╭─ STORED ROWS

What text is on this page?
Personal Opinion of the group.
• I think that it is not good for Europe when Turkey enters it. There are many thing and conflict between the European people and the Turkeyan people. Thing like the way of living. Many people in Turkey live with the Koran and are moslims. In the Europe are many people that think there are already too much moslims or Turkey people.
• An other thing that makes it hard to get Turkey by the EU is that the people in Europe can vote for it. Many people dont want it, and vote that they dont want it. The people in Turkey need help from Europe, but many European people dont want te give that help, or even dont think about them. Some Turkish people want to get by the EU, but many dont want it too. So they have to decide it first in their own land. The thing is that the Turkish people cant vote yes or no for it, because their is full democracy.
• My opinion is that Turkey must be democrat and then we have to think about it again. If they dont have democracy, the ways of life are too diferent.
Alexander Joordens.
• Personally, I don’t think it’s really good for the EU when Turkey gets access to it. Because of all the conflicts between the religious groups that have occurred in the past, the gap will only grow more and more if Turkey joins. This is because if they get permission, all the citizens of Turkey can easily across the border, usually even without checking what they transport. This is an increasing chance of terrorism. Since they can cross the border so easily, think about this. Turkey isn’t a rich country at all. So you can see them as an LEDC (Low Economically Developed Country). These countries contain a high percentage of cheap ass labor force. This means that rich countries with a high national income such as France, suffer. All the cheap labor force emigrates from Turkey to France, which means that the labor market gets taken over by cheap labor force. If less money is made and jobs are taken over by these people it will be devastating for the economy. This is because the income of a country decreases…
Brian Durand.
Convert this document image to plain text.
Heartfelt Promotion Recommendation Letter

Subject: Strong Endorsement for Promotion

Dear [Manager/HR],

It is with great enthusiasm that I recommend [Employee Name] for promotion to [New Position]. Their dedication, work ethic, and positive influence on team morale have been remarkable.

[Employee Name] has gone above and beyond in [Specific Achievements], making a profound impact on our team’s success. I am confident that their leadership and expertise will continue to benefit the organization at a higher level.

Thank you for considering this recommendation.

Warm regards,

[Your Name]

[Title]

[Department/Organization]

╰─

Give the listing above again, word for word.

* COMPLETE ANSWER *
What text is on this page?
Personal Opinion of the group.
• I think that it is not good for Europe when Turkey enters it. There are many thing and conflict between the European people and the Turkeyan people. Thing like the way of living. Many people in Turkey live with the Koran and are moslims. In the Europe are many people that think there are already too much moslims or Turkey people.
• An other thing that makes it hard to get Turkey by the EU is that the people in Europe can vote for it. Many people dont want it, and vote that they dont want it. The people in Turkey need help from Europe, but many European people dont want te give that help, or even dont think about them. Some Turkish people want to get by the EU, but many dont want it too. So they have to decide it first in their own land. The thing is that the Turkish people cant vote yes or no for it, because their is full democracy.
• My opinion is that Turkey must be democrat and then we have to think about it again. If they dont have democracy, the ways of life are too diferent.
Alexander Joordens.
• Personally, I don’t think it’s really good for the EU when Turkey gets access to it. Because of all the conflicts between the religious groups that have occurred in the past, the gap will only grow more and more if Turkey joins. This is because if they get permission, all the citizens of Turkey can easily across the border, usually even without checking what they transport. This is an increasing chance of terrorism. Since they can cross the border so easily, think about this. Turkey isn’t a rich country at all. So you can see them as an LEDC (Low Economically Developed Country). These countries contain a high percentage of cheap ass labor force. This means that rich countries with a high national income such as France, suffer. All the cheap labor force emigrates from Turkey to France, which means that the labor market gets taken over by cheap labor force. If less money is made and jobs are taken over by these people it will be devastating for the economy. This is because the income of a country decreases…
Brian Durand.
Convert this document image to plain text.
Heartfelt Promotion Recommendation Letter

Subject: Strong Endorsement for Promotion

Dear [Manager/HR],

It is with great enthusiasm that I recommend [Employee Name] for promotion to [New Position]. Their dedication, work ethic, and positive influence on team morale have been remarkable.

[Employee Name] has gone above and beyond in [Specific Achievements], making a profound impact on our team’s success. I am confident that their leadership and expertise will continue to benefit the organization at a higher level.

Thank you for considering this recommendation.

Warm regards,

[Your Name]

[Title]

[Department/Organization]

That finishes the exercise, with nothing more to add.